***** Available data *****

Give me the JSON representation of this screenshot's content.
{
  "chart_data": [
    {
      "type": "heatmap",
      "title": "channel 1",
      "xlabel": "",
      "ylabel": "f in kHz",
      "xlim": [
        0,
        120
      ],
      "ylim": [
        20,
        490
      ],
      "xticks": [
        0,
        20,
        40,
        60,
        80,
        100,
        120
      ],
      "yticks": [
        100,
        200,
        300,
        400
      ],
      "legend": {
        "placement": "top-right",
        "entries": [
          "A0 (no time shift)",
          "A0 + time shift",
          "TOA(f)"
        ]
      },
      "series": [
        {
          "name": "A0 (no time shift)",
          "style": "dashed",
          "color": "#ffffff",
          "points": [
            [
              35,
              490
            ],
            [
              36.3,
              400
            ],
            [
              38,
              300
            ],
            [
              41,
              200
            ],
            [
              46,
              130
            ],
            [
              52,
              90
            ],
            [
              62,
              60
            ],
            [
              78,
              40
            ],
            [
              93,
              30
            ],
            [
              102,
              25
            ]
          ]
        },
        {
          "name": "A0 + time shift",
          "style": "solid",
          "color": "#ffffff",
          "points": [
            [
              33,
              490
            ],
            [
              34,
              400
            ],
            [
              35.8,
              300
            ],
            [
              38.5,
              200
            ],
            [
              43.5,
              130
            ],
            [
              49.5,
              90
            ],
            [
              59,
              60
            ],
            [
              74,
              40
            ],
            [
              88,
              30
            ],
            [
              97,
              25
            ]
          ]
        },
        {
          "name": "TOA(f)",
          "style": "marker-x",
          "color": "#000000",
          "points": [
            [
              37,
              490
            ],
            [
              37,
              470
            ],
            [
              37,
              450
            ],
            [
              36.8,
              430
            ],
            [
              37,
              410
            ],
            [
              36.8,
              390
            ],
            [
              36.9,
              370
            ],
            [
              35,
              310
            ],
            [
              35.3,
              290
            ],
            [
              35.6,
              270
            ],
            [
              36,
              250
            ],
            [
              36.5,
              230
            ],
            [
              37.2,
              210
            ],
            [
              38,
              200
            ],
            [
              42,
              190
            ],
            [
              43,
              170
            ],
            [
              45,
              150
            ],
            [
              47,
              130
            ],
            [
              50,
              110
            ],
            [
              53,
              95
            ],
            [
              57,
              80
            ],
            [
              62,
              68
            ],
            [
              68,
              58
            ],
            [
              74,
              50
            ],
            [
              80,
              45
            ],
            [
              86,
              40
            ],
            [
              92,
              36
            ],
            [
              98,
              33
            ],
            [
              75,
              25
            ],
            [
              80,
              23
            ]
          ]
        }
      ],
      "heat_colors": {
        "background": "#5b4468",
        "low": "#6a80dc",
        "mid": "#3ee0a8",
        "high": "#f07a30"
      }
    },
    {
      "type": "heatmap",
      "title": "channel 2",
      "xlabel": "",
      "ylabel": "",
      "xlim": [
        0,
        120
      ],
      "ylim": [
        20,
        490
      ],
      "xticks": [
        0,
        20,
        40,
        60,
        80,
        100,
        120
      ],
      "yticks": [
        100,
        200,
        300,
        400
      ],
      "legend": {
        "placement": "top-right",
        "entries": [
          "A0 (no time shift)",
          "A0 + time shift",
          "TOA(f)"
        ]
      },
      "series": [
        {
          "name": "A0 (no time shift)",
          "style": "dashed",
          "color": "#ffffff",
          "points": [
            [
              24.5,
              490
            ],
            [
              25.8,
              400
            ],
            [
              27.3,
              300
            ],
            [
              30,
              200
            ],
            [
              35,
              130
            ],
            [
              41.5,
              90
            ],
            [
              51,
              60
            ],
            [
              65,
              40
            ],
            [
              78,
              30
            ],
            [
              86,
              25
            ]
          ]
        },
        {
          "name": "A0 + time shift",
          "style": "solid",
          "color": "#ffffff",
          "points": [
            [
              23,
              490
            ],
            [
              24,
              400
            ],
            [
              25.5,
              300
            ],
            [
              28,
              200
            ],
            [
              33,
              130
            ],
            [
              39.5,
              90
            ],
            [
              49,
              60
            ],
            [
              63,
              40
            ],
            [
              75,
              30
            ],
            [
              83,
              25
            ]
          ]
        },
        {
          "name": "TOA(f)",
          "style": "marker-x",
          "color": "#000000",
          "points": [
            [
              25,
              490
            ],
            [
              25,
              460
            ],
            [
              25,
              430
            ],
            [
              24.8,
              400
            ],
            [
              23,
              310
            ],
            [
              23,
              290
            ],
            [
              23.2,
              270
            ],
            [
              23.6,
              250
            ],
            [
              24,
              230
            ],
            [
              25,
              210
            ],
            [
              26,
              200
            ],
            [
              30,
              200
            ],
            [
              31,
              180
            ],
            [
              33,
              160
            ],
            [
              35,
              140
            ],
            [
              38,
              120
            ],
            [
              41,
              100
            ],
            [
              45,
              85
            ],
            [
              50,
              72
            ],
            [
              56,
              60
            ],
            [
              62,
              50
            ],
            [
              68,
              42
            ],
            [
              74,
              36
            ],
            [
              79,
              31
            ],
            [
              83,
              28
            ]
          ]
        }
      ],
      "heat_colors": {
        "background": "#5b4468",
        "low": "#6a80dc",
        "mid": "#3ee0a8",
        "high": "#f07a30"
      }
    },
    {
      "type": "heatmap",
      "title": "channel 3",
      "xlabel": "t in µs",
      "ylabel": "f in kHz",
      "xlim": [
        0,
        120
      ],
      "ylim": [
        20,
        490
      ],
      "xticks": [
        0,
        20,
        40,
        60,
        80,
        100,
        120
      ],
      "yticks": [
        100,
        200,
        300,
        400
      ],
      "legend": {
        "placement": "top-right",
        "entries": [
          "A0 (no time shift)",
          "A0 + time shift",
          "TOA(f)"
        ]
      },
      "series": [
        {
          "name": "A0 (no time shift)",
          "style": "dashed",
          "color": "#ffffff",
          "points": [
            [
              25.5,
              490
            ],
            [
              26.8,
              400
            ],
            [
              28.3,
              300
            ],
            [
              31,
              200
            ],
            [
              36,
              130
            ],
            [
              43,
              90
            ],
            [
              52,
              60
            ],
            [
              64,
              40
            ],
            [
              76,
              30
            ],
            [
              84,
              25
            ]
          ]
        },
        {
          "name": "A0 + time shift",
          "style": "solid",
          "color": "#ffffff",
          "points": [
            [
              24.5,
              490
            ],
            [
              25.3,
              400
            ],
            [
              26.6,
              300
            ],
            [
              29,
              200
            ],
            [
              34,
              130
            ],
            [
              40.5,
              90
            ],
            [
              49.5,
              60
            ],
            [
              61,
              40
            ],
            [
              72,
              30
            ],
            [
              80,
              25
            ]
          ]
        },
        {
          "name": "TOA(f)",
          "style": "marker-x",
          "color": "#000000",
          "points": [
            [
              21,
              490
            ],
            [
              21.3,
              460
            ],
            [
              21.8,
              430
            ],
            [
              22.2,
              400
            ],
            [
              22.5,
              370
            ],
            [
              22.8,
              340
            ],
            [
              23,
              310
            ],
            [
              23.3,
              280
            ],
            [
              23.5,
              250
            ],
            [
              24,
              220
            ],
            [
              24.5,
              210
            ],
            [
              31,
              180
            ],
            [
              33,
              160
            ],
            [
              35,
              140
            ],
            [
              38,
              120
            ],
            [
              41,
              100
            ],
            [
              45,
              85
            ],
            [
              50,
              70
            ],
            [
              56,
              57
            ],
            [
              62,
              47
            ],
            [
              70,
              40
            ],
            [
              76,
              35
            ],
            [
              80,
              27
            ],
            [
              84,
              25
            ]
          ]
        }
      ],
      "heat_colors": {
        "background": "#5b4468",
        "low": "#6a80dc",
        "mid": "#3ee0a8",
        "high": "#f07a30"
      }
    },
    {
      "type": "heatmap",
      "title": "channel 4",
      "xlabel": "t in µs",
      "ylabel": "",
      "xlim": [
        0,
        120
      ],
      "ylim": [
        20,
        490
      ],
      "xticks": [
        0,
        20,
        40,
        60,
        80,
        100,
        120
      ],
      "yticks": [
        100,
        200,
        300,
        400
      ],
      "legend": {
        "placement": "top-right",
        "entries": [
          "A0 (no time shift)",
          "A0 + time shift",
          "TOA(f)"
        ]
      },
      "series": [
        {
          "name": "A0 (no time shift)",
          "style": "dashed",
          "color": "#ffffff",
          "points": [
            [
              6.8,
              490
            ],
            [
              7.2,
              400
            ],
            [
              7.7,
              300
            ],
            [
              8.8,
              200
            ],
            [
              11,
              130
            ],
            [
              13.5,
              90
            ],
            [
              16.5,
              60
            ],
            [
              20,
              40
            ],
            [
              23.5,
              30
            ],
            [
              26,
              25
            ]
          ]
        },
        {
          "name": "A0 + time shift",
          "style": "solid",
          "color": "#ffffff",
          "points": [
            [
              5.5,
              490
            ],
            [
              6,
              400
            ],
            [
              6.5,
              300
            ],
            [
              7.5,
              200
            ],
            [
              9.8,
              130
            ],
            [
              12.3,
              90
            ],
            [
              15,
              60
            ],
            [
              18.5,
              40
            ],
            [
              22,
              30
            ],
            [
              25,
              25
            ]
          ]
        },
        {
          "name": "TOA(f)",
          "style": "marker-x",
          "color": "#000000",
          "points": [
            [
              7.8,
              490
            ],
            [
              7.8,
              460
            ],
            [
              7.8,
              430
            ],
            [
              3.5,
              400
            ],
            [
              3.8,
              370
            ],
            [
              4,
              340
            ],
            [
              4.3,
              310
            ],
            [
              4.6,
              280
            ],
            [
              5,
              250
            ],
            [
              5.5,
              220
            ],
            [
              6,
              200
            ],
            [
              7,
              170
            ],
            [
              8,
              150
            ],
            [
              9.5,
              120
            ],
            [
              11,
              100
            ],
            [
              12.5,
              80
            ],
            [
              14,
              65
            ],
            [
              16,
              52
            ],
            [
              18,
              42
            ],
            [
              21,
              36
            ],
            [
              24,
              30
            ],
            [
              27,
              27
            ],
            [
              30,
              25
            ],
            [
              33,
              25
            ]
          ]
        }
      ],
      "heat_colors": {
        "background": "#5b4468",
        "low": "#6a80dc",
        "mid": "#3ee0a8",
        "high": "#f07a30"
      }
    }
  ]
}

*****

■ **Stated problem**
Report the count of lines in the entries that contain the string "title", and nothing besides it.

■ **Complete output**
4